Reproduce everything from the line containing "x-tick-label: Female [158,566,174,610]" down to the line containing "chart-title: An observational", switching "Toddlers" to "Infants" and leaving all else unchanged.

* _Records for the task_:
+--
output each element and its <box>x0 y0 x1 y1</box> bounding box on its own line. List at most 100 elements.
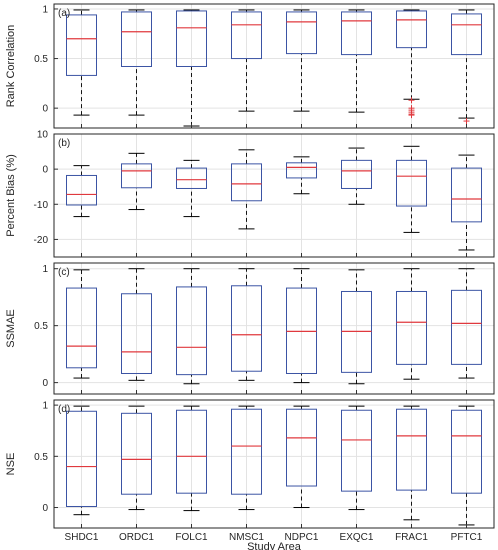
axes-frame <box>53 399 495 529</box>
y-tick-label: 0 <box>42 378 48 389</box>
box-iqr <box>341 11 372 56</box>
panel-label: (d) <box>58 404 70 415</box>
outlier-point <box>408 97 415 104</box>
box-frac1 <box>396 9 427 119</box>
box-iqr <box>451 167 482 223</box>
box-exqc1 <box>341 269 372 385</box>
box-iqr <box>121 163 152 189</box>
box-iqr <box>396 159 427 207</box>
box-iqr <box>396 10 427 49</box>
box-iqr <box>176 10 207 67</box>
box-iqr <box>286 408 317 487</box>
box-ordc1 <box>121 152 152 211</box>
y-axis-label: NSE <box>5 453 17 476</box>
box-iqr <box>176 286 207 376</box>
x-tick-label: FOLC1 <box>175 532 208 543</box>
x-tick-label: SHDC1 <box>65 532 99 543</box>
box-frac1 <box>396 268 427 380</box>
box-exqc1 <box>341 9 372 113</box>
box-iqr <box>231 163 262 202</box>
outlier-point <box>463 118 470 125</box>
box-iqr <box>286 162 317 179</box>
outlier-point <box>408 112 415 119</box>
x-tick-label: NDPC1 <box>285 532 319 543</box>
box-iqr <box>286 11 317 55</box>
y-axis-label: Rank Correlation <box>5 25 17 108</box>
box-iqr <box>341 159 372 189</box>
box-shdc1 <box>66 405 97 516</box>
x-tick-label: NMSC1 <box>229 532 264 543</box>
box-iqr <box>451 289 482 365</box>
box-exqc1 <box>341 147 372 205</box>
box-iqr <box>121 293 152 374</box>
box-ordc1 <box>121 9 152 116</box>
box-nmsc1 <box>231 405 262 511</box>
y-tick-label: -10 <box>34 200 49 211</box>
box-iqr <box>231 11 262 60</box>
box-ordc1 <box>121 405 152 511</box>
y-tick-label: 0.5 <box>34 321 48 332</box>
panel-3: 0 0.5 1 (c) SSMAE <box>5 262 495 395</box>
box-iqr <box>66 174 97 206</box>
box-pftc1 <box>451 268 482 379</box>
box-iqr <box>396 290 427 365</box>
x-tick-label: EXQC1 <box>340 532 374 543</box>
box-frac1 <box>396 145 427 233</box>
box-nmsc1 <box>231 268 262 381</box>
box-exqc1 <box>341 405 372 511</box>
x-tick-label: FRAC1 <box>395 532 428 543</box>
y-tick-label: 1 <box>42 264 48 275</box>
box-ordc1 <box>121 268 152 381</box>
box-folc1 <box>176 9 207 127</box>
y-tick-label: 1 <box>42 4 48 15</box>
box-folc1 <box>176 268 207 385</box>
panel-label: (c) <box>58 267 70 278</box>
box-shdc1 <box>66 165 97 218</box>
box-nmsc1 <box>231 9 262 112</box>
axes-frame <box>53 262 495 395</box>
box-shdc1 <box>66 9 97 116</box>
box-iqr <box>66 410 97 507</box>
box-iqr <box>66 287 97 369</box>
x-tick-label: PFTC1 <box>451 532 483 543</box>
box-ndpc1 <box>286 268 317 384</box>
box-iqr <box>176 409 207 494</box>
box-iqr <box>121 11 152 67</box>
y-tick-label: 1 <box>42 401 48 412</box>
box-frac1 <box>396 405 427 521</box>
box-folc1 <box>176 405 207 512</box>
y-tick-label: 10 <box>37 130 49 141</box>
box-iqr <box>231 285 262 372</box>
box-nmsc1 <box>231 149 262 230</box>
panel-2: -20 -10 0 10 (b) Percent Bias (%) <box>5 130 495 258</box>
box-iqr <box>451 13 482 56</box>
y-tick-label: 0 <box>42 503 48 514</box>
panel-1: 0 0.5 1 (a) Rank Correlation <box>5 3 495 129</box>
box-shdc1 <box>66 269 97 379</box>
x-axis-label: Study Area <box>247 541 302 550</box>
y-tick-label: 0 <box>42 165 48 176</box>
panel-label: (a) <box>58 8 70 19</box>
box-ndpc1 <box>286 405 317 509</box>
box-folc1 <box>176 159 207 218</box>
box-pftc1 <box>451 405 482 526</box>
y-tick-label: 0 <box>42 104 48 115</box>
box-ndpc1 <box>286 9 317 112</box>
x-tick-label: ORDC1 <box>119 532 154 543</box>
box-iqr <box>121 412 152 495</box>
y-tick-label: -20 <box>34 235 49 246</box>
box-iqr <box>176 167 207 189</box>
box-iqr <box>396 408 427 491</box>
y-axis-label: SSMAE <box>5 309 17 348</box>
y-axis-label: Percent Bias (%) <box>5 154 17 237</box>
axes-frame <box>53 3 495 129</box>
box-iqr <box>341 409 372 492</box>
box-pftc1 <box>451 9 482 125</box>
axes-frame <box>53 133 495 258</box>
box-pftc1 <box>451 154 482 251</box>
panel-4: 0 0.5 1 (d) NSE <box>5 399 495 529</box>
box-iqr <box>66 14 97 76</box>
box-ndpc1 <box>286 156 317 195</box>
y-tick-label: 0.5 <box>34 452 48 463</box>
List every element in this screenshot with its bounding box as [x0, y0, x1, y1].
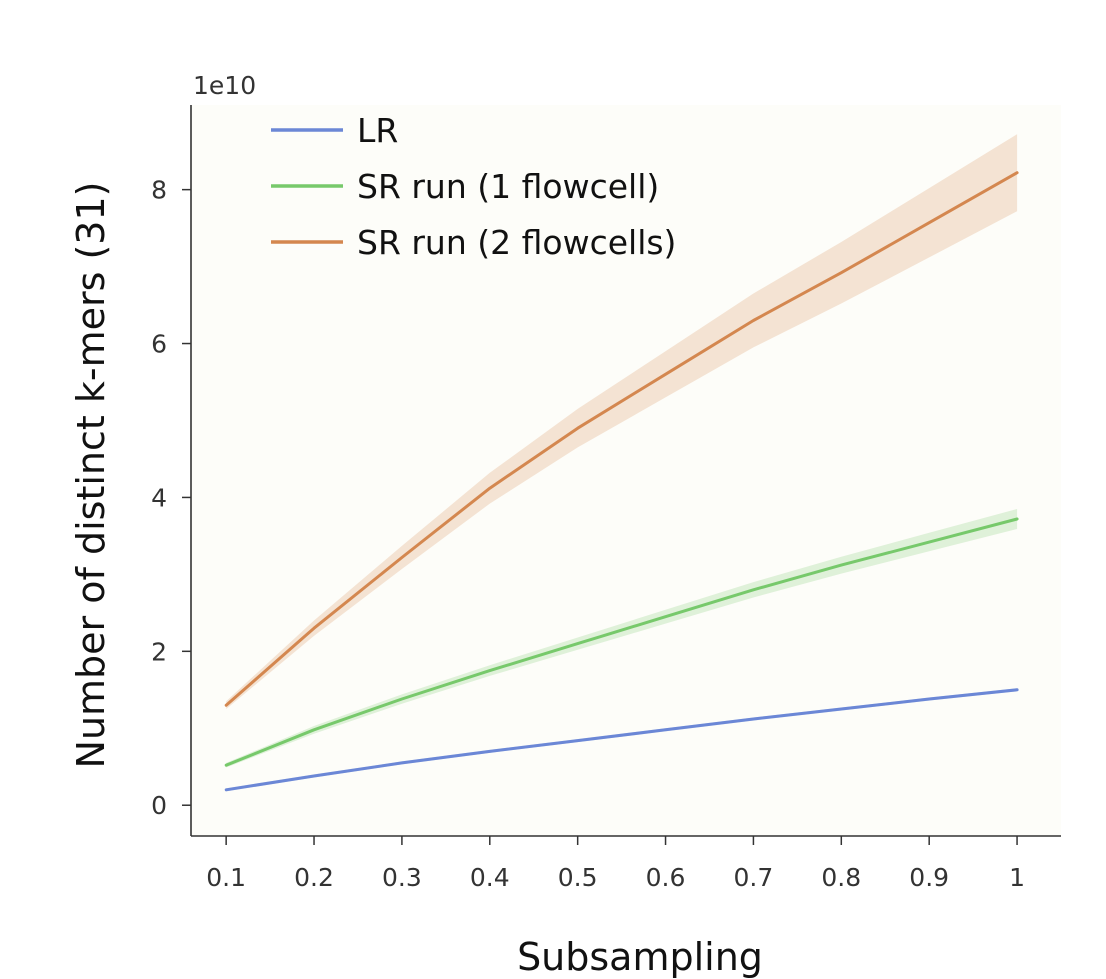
series-line-1 — [224, 517, 1019, 767]
y-scale-label: 1e10 — [193, 71, 256, 100]
x-tick-label: 0.7 — [734, 863, 774, 892]
series-line-0 — [224, 688, 1019, 792]
x-tick-label: 0.8 — [821, 863, 861, 892]
x-tick-label: 0.9 — [909, 863, 949, 892]
x-tick-label: 0.3 — [382, 863, 422, 892]
plot-background — [191, 105, 1061, 836]
legend-label-lr: LR — [357, 111, 398, 150]
y-axis-title: Number of distinct k-mers (31) — [69, 182, 113, 769]
series-band-1 — [226, 509, 1018, 768]
y-tick-label: 2 — [151, 637, 167, 666]
x-tick-label: 0.4 — [470, 863, 510, 892]
y-ticks: 0 2 4 6 8 — [151, 176, 191, 820]
x-tick-label: 0.5 — [558, 863, 598, 892]
x-ticks: 0.1 0.2 0.3 0.4 0.5 0.6 0.7 0.8 0.9 1 — [206, 836, 1025, 892]
x-tick-label: 0.6 — [646, 863, 686, 892]
y-tick-label: 0 — [151, 791, 167, 820]
y-tick-label: 6 — [151, 330, 167, 359]
legend-label-sr-2: SR run (2 flowcells) — [357, 223, 676, 262]
legend: LR SR run (1 flowcell) SR run (2 flowcel… — [271, 111, 676, 262]
x-tick-label: 0.1 — [206, 863, 246, 892]
x-tick-label: 1 — [1009, 863, 1025, 892]
x-axis-title: Subsampling — [517, 935, 763, 979]
x-tick-label: 0.2 — [294, 863, 334, 892]
y-tick-label: 4 — [151, 483, 167, 512]
series-lines — [224, 171, 1019, 792]
legend-label-sr-1: SR run (1 flowcell) — [357, 167, 659, 206]
y-tick-label: 8 — [151, 176, 167, 205]
series-band-2 — [226, 134, 1018, 709]
series-line-2 — [224, 171, 1019, 707]
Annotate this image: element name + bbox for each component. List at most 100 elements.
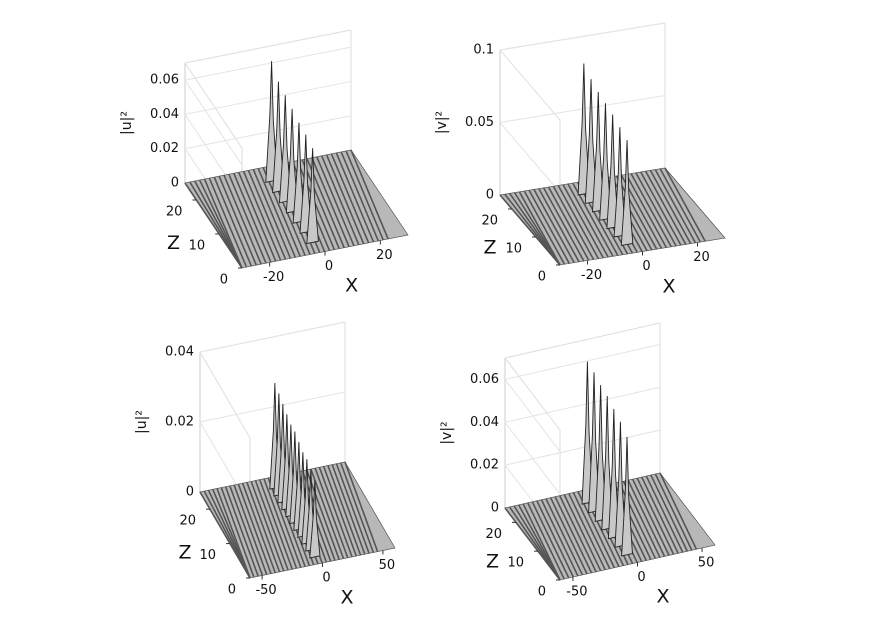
floor-stripe xyxy=(522,503,561,581)
y-tick-label: 0 xyxy=(220,273,228,288)
floor-stripe xyxy=(224,486,259,577)
z-tick-label: 0.1 xyxy=(473,43,494,58)
grid-line xyxy=(504,386,661,423)
y-tick-label: 0 xyxy=(538,585,546,600)
grid-line xyxy=(504,421,561,495)
floor-stripe xyxy=(538,188,580,263)
z-tick-label: 0 xyxy=(186,485,194,500)
z-axis-title: |u|² xyxy=(119,111,135,135)
z-tick-label: 0.02 xyxy=(470,458,499,473)
panel: 0 0.02 0.04 0.06 -20 0 20 0 10 20 X Z |u|² xyxy=(119,29,409,297)
floor-stripe xyxy=(542,187,585,262)
z-tick-label: 0.05 xyxy=(465,115,494,130)
floor-stripe xyxy=(350,149,389,240)
floor-stripe xyxy=(518,191,561,266)
x-tick-label: 20 xyxy=(693,250,710,265)
floor-stripe xyxy=(194,180,243,269)
floor-stripe xyxy=(340,151,380,242)
x-tick-label: -20 xyxy=(263,270,284,285)
floor-stripe xyxy=(316,156,355,247)
floor-stripe xyxy=(310,468,345,559)
grid-line xyxy=(184,115,352,150)
y-tick-label: 10 xyxy=(505,242,522,257)
panel: 0 0.05 0.1 -20 0 20 0 10 20 X Z |v|² xyxy=(434,22,726,297)
y-tick-label: 20 xyxy=(179,514,196,529)
y-tick-label: 10 xyxy=(199,548,216,563)
floor-stripe xyxy=(254,480,289,571)
z-tick-label: 0.06 xyxy=(470,372,499,387)
floor-stripe xyxy=(615,175,658,250)
floor-stripe xyxy=(631,478,670,556)
x-axis-title: X xyxy=(340,587,353,609)
floor-stripe xyxy=(664,167,706,242)
floor-stripe xyxy=(563,494,602,572)
floor-stripe xyxy=(246,482,281,573)
y-tick-label: 0 xyxy=(538,270,546,285)
floor-stripe xyxy=(331,464,366,555)
floor-stripe xyxy=(528,189,571,264)
floor-stripe xyxy=(335,152,375,243)
y-tick-label: 20 xyxy=(481,214,498,229)
floor-stripe xyxy=(311,157,350,248)
floor-stripe xyxy=(640,171,682,246)
floor-stripe xyxy=(644,170,687,245)
y-axis-title: Z xyxy=(483,237,496,259)
grid-line xyxy=(504,343,661,380)
floor-stripe xyxy=(625,173,668,248)
floor-stripe xyxy=(301,159,340,249)
floor-stripe xyxy=(576,181,619,256)
x-tick-label: 0 xyxy=(637,570,645,585)
floor-stripe xyxy=(659,168,702,243)
peak xyxy=(306,148,319,245)
x-tick-label: -20 xyxy=(581,268,602,283)
floor-stripe xyxy=(241,482,276,574)
floor-stripe xyxy=(536,500,575,578)
grid-line xyxy=(184,79,243,166)
grid-line xyxy=(199,351,251,439)
floor-stripe xyxy=(258,479,294,570)
floor-stripe xyxy=(533,189,575,264)
floor-stripe xyxy=(257,168,297,258)
y-tick-label: 20 xyxy=(166,205,183,220)
floor-stripe xyxy=(654,473,693,551)
floor-stripe xyxy=(572,492,611,570)
grid-line xyxy=(199,321,346,353)
floor-stripe xyxy=(228,173,267,264)
grid-line xyxy=(499,122,561,193)
z-tick-label: 0 xyxy=(486,188,494,203)
floor-stripe xyxy=(237,172,277,262)
floor-stripe xyxy=(320,155,360,246)
z-tick-label: 0.04 xyxy=(150,107,179,122)
y-axis-title: Z xyxy=(167,232,180,254)
x-tick-label: -50 xyxy=(566,585,587,600)
z-axis-title: |v|² xyxy=(434,111,450,134)
floor-stripe xyxy=(242,171,282,261)
x-axis-title: X xyxy=(662,275,675,297)
x-tick-label: 20 xyxy=(376,248,393,263)
x-tick-label: -50 xyxy=(255,583,276,598)
y-tick-label: 10 xyxy=(189,239,206,254)
floor-stripe xyxy=(523,190,566,265)
floor-stripe xyxy=(330,153,370,244)
y-tick-label: 10 xyxy=(507,556,524,571)
floor-stripe xyxy=(568,493,606,571)
z-tick-label: 0.04 xyxy=(165,345,194,360)
floor-stripe xyxy=(218,175,257,266)
peak xyxy=(309,479,321,559)
floor-stripe xyxy=(325,154,365,245)
floor-stripe xyxy=(641,476,679,554)
x-tick-label: 0 xyxy=(325,259,333,274)
x-tick-label: 0 xyxy=(322,571,330,586)
x-axis-title: X xyxy=(656,586,669,608)
floor-stripe xyxy=(203,178,243,269)
floor-stripe xyxy=(650,474,689,552)
floor-stripe xyxy=(630,173,672,248)
floor-stripe xyxy=(198,179,243,269)
floor-stripe xyxy=(237,483,272,574)
grid-line xyxy=(504,429,661,466)
floor-stripe xyxy=(531,501,570,579)
y-tick-label: 20 xyxy=(485,527,502,542)
floor-stripe xyxy=(567,183,609,258)
floor-stripe xyxy=(262,167,301,257)
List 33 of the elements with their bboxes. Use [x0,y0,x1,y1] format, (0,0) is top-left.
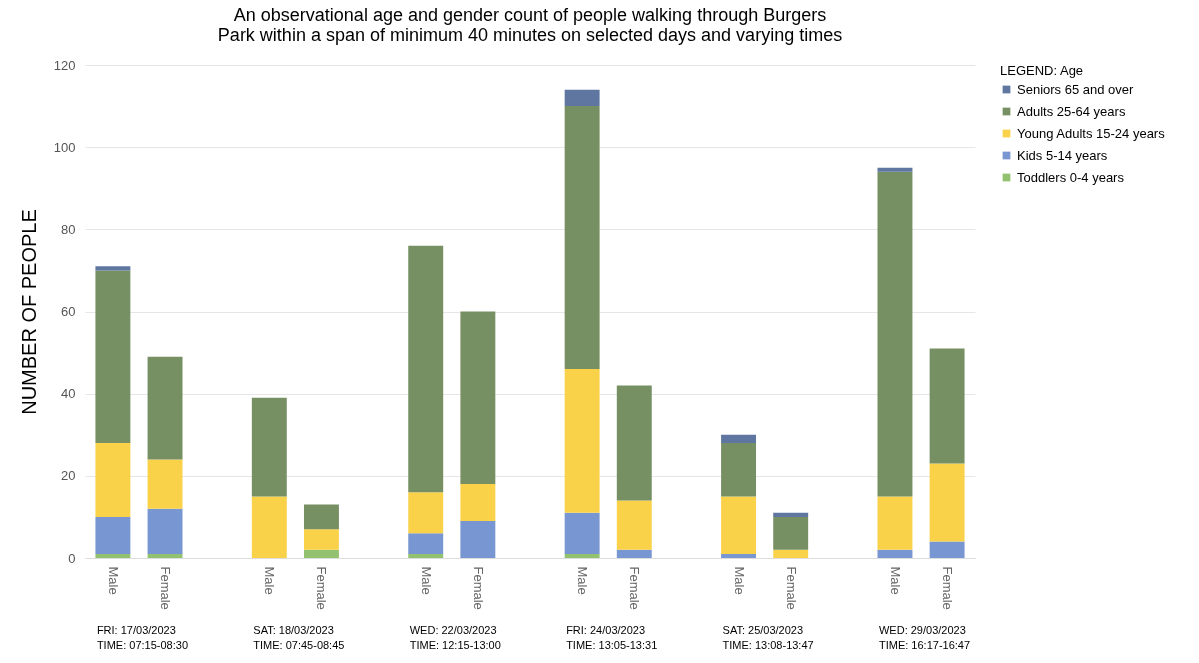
x-tick-label: Female [158,566,174,610]
y-tick-label: 80 [61,221,76,237]
legend-label: Toddlers 0-4 years [1017,169,1125,185]
text: WED: 22/03/2023 TIME: 12:15-13:00 [409,624,501,651]
y-tick-label: 0 [68,550,76,566]
text: FRI: 17/03/2023 TIME: 07:15-08:30 [96,624,188,651]
legend-label: Kids 5-14 years [1017,147,1108,163]
legend-title: LEGEND: Age [1000,63,1084,78]
text: SAT: 18/03/2023 TIME: 07:45-08:45 [253,624,345,651]
x-tick-label: Female [627,566,643,610]
y-tick-label: 20 [61,468,76,484]
chart-title: An observational age and gender count of people walking through Burgers Park within a span of minimum 40 minutes on selected days and varying times [217,5,843,45]
legend-label: Young Adults 15-24 years [1017,125,1166,141]
legend-label: Seniors 65 and over [1017,81,1135,97]
text: SAT: 25/03/2023 TIME: 13:08-13:47 [722,624,814,651]
x-tick-label: Female [783,566,799,610]
x-tick-label: Male [105,566,121,595]
y-tick-label: 40 [61,386,76,402]
x-tick-label: Female [470,566,486,610]
x-tick-label: Female [940,566,956,610]
x-tick-label: Female [314,566,330,610]
y-tick-label: 120 [53,57,76,73]
legend-label: Adults 25-64 years [1017,103,1126,119]
text: FRI: 24/03/2023 TIME: 13:05-13:31 [566,624,658,651]
y-axis-title: NUMBER OF PEOPLE [17,209,40,415]
x-tick-label: Male [731,566,747,595]
x-tick-label: Male [575,566,591,595]
y-tick-label: 60 [61,304,76,319]
text: WED: 29/03/2023 TIME: 16:17-16:47 [878,624,971,651]
x-tick-label: Male [418,566,434,595]
x-tick-label: Male [262,566,278,595]
x-tick-label: Male [887,566,903,595]
y-tick-label: 100 [53,139,76,155]
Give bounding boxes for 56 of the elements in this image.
+--
* _Exercise answer_:
x-tick-label: Female [158,566,174,610]
y-tick-label: 80 [61,221,76,237]
legend-label: Infants 0-4 years [1017,169,1125,185]
text: WED: 22/03/2023 TIME: 12:15-13:00 [409,624,501,651]
y-tick-label: 0 [68,550,76,566]
text: FRI: 17/03/2023 TIME: 07:15-08:30 [96,624,188,651]
legend-label: Kids 5-14 years [1017,147,1108,163]
legend-title: LEGEND: Age [1000,63,1084,78]
text: SAT: 18/03/2023 TIME: 07:45-08:45 [253,624,345,651]
x-tick-label: Female [627,566,643,610]
y-tick-label: 20 [61,468,76,484]
chart-title: An observational age and gender count of people walking through Burgers Park within a span of minimum 40 minutes on selected days and varying times [217,5,843,45]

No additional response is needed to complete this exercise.